# GIVEN REQUEST
Transcribe each record below word for word.

——————————

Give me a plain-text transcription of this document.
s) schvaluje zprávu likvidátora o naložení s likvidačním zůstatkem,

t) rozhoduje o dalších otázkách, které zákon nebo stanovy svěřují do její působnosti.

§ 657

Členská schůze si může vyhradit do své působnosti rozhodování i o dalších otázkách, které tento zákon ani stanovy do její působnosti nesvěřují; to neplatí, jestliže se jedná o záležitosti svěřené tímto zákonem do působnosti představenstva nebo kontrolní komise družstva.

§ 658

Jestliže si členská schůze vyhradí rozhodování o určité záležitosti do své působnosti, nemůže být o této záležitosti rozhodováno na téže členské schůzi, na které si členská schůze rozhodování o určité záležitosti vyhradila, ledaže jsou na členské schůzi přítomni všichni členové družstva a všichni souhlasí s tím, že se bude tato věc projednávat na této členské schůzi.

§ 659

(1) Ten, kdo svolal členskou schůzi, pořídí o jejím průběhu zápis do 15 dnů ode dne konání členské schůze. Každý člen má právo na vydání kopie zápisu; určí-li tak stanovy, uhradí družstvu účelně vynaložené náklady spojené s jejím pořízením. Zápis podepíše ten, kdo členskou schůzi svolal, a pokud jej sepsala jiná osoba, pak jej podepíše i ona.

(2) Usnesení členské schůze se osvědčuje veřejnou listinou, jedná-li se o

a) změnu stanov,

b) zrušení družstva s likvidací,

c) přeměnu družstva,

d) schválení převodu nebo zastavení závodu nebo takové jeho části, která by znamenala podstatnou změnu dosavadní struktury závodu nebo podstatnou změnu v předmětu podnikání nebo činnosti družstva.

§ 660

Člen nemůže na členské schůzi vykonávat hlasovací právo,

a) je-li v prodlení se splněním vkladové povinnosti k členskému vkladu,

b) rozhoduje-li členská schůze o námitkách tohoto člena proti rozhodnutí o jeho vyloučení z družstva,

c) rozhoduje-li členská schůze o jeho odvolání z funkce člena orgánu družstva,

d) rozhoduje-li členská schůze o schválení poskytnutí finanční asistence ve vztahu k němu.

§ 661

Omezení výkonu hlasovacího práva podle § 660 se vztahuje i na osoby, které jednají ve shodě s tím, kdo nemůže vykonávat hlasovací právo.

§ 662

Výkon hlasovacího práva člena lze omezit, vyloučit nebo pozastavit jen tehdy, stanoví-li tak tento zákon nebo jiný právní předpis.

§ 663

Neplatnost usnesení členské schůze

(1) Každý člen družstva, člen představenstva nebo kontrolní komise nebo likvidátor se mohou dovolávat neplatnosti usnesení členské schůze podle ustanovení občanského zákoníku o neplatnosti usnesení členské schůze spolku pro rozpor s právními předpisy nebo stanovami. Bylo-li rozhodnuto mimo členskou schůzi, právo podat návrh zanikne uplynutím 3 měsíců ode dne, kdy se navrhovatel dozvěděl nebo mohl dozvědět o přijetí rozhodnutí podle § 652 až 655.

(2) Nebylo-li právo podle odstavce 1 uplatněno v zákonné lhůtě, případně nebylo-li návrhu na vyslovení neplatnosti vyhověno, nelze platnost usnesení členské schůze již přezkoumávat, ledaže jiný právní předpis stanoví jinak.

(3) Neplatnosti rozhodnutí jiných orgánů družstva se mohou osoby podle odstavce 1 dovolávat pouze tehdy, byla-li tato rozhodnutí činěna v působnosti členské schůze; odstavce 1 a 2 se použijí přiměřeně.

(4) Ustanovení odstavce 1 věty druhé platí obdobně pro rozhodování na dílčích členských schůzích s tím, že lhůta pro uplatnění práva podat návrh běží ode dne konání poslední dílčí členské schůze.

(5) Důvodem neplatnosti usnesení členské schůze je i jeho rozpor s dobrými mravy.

——————————

# WRITTEN ANSWER
Give me a plain-text transcription of this document.
s) schvaluje zprávu likvidátora o naložení s likvidačním zůstatkem,

t) rozhoduje o dalších otázkách, které zákon nebo stanovy svěřují do její působnosti.

§ 657

Členská schůze si může vyhradit do své působnosti rozhodování i o dalších otázkách, které tento zákon ani stanovy do její působnosti nesvěřují; to neplatí, jestliže se jedná o záležitosti svěřené tímto zákonem do působnosti představenstva nebo kontrolní komise družstva.

§ 658

Jestliže si členská schůze vyhradí rozhodování o určité záležitosti do své působnosti, nemůže být o této záležitosti rozhodováno na téže členské schůzi, na které si členská schůze rozhodování o určité záležitosti vyhradila, ledaže jsou na členské schůzi přítomni všichni členové družstva a všichni souhlasí s tím, že se bude tato věc projednávat na této členské schůzi.

§ 659

(1) Ten, kdo svolal členskou schůzi, pořídí o jejím průběhu zápis do 15 dnů ode dne konání členské schůze. Každý člen má právo na vydání kopie zápisu; určí-li tak stanovy, uhradí družstvu účelně vynaložené náklady spojené s jejím pořízením. Zápis podepíše ten, kdo členskou schůzi svolal, a pokud jej sepsala jiná osoba, pak jej podepíše i ona.

(2) Usnesení členské schůze se osvědčuje veřejnou listinou, jedná-li se o

a) změnu stanov,

b) zrušení družstva s likvidací,

c) přeměnu družstva,

d) schválení převodu nebo zastavení závodu nebo takové jeho části, která by znamenala podstatnou změnu dosavadní struktury závodu nebo podstatnou změnu v předmětu podnikání nebo činnosti družstva.

§ 660

Člen nemůže na členské schůzi vykonávat hlasovací právo,

a) je-li v prodlení se splněním vkladové povinnosti k členskému vkladu,

b) rozhoduje-li členská schůze o námitkách tohoto člena proti rozhodnutí o jeho vyloučení z družstva,

c) rozhoduje-li členská schůze o jeho odvolání z funkce člena orgánu družstva,

d) rozhoduje-li členská schůze o schválení poskytnutí finanční asistence ve vztahu k němu.

§ 661

Omezení výkonu hlasovacího práva podle § 660 se vztahuje i na osoby, které jednají ve shodě s tím, kdo nemůže vykonávat hlasovací právo.

§ 662

Výkon hlasovacího práva člena lze omezit, vyloučit nebo pozastavit jen tehdy, stanoví-li tak tento zákon nebo jiný právní předpis.

§ 663

Neplatnost usnesení členské schůze

(1) Každý člen družstva, člen představenstva nebo kontrolní komise nebo likvidátor se mohou dovolávat neplatnosti usnesení členské schůze podle ustanovení občanského zákoníku o neplatnosti usnesení členské schůze spolku pro rozpor s právními předpisy nebo stanovami. Bylo-li rozhodnuto mimo členskou schůzi, právo podat návrh zanikne uplynutím 3 měsíců ode dne, kdy se navrhovatel dozvěděl nebo mohl dozvědět o přijetí rozhodnutí podle § 652 až 655.

(2) Nebylo-li právo podle odstavce 1 uplatněno v zákonné lhůtě, případně nebylo-li návrhu na vyslovení neplatnosti vyhověno, nelze platnost usnesení členské schůze již přezkoumávat, ledaže jiný právní předpis stanoví jinak.

(3) Neplatnosti rozhodnutí jiných orgánů družstva se mohou osoby podle odstavce 1 dovolávat pouze tehdy, byla-li tato rozhodnutí činěna v působnosti členské schůze; odstavce 1 a 2 se použijí přiměřeně.

(4) Ustanovení odstavce 1 věty druhé platí obdobně pro rozhodování na dílčích členských schůzích s tím, že lhůta pro uplatnění práva podat návrh běží ode dne konání poslední dílčí členské schůze.

(5) Důvodem neplatnosti usnesení členské schůze je i jeho rozpor s dobrými mravy.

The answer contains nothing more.